*** Begin section ***

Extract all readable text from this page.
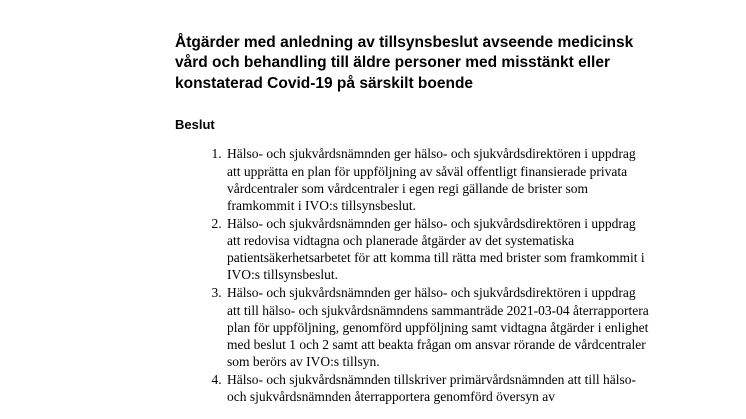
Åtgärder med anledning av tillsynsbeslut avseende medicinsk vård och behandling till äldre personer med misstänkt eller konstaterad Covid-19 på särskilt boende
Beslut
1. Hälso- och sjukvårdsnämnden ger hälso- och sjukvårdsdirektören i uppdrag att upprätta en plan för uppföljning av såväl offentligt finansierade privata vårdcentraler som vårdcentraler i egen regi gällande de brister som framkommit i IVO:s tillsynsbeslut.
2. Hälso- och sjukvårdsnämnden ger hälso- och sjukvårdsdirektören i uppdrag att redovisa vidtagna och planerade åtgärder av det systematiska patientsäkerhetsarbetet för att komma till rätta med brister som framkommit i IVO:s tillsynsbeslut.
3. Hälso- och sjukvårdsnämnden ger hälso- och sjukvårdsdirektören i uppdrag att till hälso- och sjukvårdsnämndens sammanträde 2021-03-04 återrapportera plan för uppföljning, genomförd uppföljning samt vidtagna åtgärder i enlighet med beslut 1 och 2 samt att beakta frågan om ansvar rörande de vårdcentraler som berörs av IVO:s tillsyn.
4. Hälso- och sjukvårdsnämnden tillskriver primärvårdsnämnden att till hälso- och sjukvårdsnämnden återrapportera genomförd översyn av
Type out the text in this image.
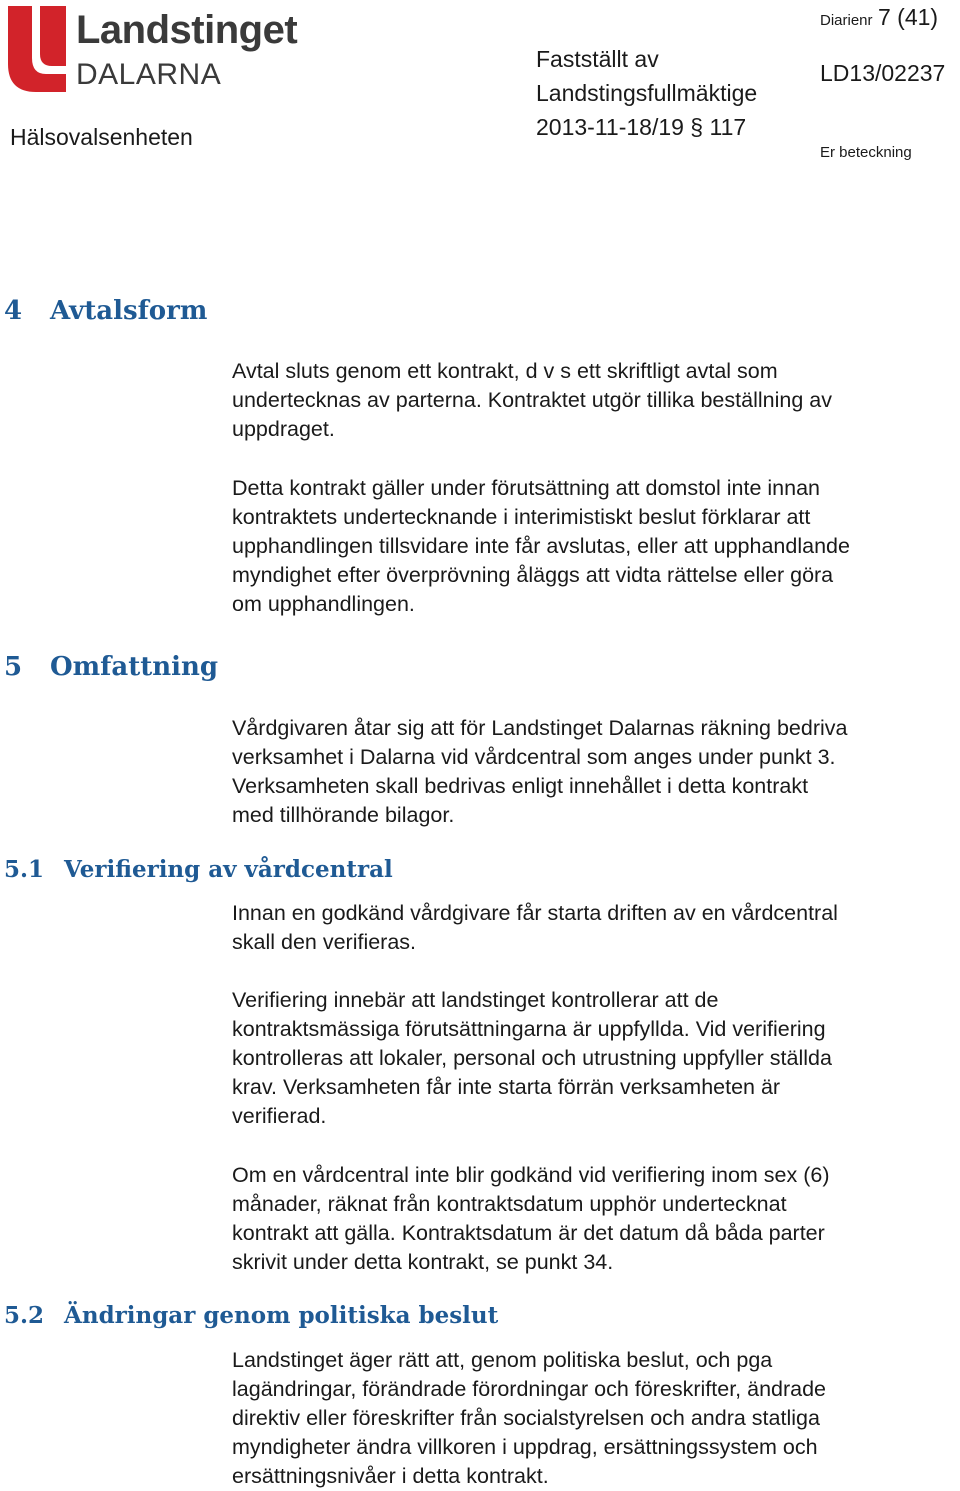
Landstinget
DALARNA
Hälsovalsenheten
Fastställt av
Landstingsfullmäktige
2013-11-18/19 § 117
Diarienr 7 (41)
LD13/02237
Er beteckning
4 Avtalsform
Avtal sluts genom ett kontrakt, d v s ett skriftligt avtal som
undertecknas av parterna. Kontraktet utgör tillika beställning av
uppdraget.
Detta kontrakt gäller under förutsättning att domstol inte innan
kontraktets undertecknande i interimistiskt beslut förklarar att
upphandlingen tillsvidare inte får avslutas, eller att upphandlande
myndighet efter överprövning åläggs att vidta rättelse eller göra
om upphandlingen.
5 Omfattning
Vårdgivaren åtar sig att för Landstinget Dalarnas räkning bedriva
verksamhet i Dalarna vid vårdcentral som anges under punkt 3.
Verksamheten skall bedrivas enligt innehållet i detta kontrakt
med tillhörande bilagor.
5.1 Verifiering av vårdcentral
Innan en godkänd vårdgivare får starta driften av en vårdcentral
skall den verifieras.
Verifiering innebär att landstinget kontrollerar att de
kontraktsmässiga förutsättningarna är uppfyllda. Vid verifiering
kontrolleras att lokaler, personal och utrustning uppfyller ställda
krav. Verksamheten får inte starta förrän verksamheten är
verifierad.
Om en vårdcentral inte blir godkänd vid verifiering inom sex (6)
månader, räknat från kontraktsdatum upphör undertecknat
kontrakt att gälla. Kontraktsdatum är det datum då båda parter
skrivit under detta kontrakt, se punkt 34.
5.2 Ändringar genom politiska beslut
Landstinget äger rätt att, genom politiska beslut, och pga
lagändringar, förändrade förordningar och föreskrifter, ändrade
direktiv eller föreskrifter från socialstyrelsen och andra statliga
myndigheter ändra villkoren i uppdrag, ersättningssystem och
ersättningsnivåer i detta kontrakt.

*** End section ***

(THE TASK): All of the material above goes into the copy exactly as is; the pictures do not.

(OUTPUT OF THE EXERCISE):
Extract all readable text from this page.
Åtgärder med anledning av tillsynsbeslut avseende medicinsk vård och behandling till äldre personer med misstänkt eller konstaterad Covid-19 på särskilt boende
Beslut
1. Hälso- och sjukvårdsnämnden ger hälso- och sjukvårdsdirektören i uppdrag att upprätta en plan för uppföljning av såväl offentligt finansierade privata vårdcentraler som vårdcentraler i egen regi gällande de brister som framkommit i IVO:s tillsynsbeslut.
2. Hälso- och sjukvårdsnämnden ger hälso- och sjukvårdsdirektören i uppdrag att redovisa vidtagna och planerade åtgärder av det systematiska patientsäkerhetsarbetet för att komma till rätta med brister som framkommit i IVO:s tillsynsbeslut.
3. Hälso- och sjukvårdsnämnden ger hälso- och sjukvårdsdirektören i uppdrag att till hälso- och sjukvårdsnämndens sammanträde 2021-03-04 återrapportera plan för uppföljning, genomförd uppföljning samt vidtagna åtgärder i enlighet med beslut 1 och 2 samt att beakta frågan om ansvar rörande de vårdcentraler som berörs av IVO:s tillsyn.
4. Hälso- och sjukvårdsnämnden tillskriver primärvårdsnämnden att till hälso- och sjukvårdsnämnden återrapportera genomförd översyn av
Type out the text in this image.
Landstinget
DALARNA
Hälsovalsenheten
Fastställt av
Landstingsfullmäktige
2013-11-18/19 § 117
Diarienr 7 (41)
LD13/02237
Er beteckning
4 Avtalsform
Avtal sluts genom ett kontrakt, d v s ett skriftligt avtal som
undertecknas av parterna. Kontraktet utgör tillika beställning av
uppdraget.
Detta kontrakt gäller under förutsättning att domstol inte innan
kontraktets undertecknande i interimistiskt beslut förklarar att
upphandlingen tillsvidare inte får avslutas, eller att upphandlande
myndighet efter överprövning åläggs att vidta rättelse eller göra
om upphandlingen.
5 Omfattning
Vårdgivaren åtar sig att för Landstinget Dalarnas räkning bedriva
verksamhet i Dalarna vid vårdcentral som anges under punkt 3.
Verksamheten skall bedrivas enligt innehållet i detta kontrakt
med tillhörande bilagor.
5.1 Verifiering av vårdcentral
Innan en godkänd vårdgivare får starta driften av en vårdcentral
skall den verifieras.
Verifiering innebär att landstinget kontrollerar att de
kontraktsmässiga förutsättningarna är uppfyllda. Vid verifiering
kontrolleras att lokaler, personal och utrustning uppfyller ställda
krav. Verksamheten får inte starta förrän verksamheten är
verifierad.
Om en vårdcentral inte blir godkänd vid verifiering inom sex (6)
månader, räknat från kontraktsdatum upphör undertecknat
kontrakt att gälla. Kontraktsdatum är det datum då båda parter
skrivit under detta kontrakt, se punkt 34.
5.2 Ändringar genom politiska beslut
Landstinget äger rätt att, genom politiska beslut, och pga
lagändringar, förändrade förordningar och föreskrifter, ändrade
direktiv eller föreskrifter från socialstyrelsen och andra statliga
myndigheter ändra villkoren i uppdrag, ersättningssystem och
ersättningsnivåer i detta kontrakt.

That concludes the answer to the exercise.